Task statement:
Output all of the records again, exactly as written.

(Document transcript data)

━━━

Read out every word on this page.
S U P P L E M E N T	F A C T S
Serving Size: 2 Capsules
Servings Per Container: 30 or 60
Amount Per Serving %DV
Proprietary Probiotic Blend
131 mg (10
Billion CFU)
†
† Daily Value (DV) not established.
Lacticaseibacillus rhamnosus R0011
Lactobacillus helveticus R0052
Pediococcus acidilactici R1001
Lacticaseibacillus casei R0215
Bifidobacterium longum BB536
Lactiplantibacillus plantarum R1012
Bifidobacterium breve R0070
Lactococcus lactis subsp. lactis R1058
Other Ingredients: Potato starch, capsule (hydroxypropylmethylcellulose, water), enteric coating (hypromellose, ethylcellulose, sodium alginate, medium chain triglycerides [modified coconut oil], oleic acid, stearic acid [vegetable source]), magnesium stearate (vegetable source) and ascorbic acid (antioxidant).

━━━

Response:
Read out every word on this page.
S U P P L E M E N T	F A C T S
Serving Size: 2 Capsules
Servings Per Container: 30 or 60
Amount Per Serving %DV
Proprietary Probiotic Blend
131 mg (10
Billion CFU)
†
† Daily Value (DV) not established.
Lacticaseibacillus rhamnosus R0011
Lactobacillus helveticus R0052
Pediococcus acidilactici R1001
Lacticaseibacillus casei R0215
Bifidobacterium longum BB536
Lactiplantibacillus plantarum R1012
Bifidobacterium breve R0070
Lactococcus lactis subsp. lactis R1058
Other Ingredients: Potato starch, capsule (hydroxypropylmethylcellulose, water), enteric coating (hypromellose, ethylcellulose, sodium alginate, medium chain triglycerides [modified coconut oil], oleic acid, stearic acid [vegetable source]), magnesium stearate (vegetable source) and ascorbic acid (antioxidant).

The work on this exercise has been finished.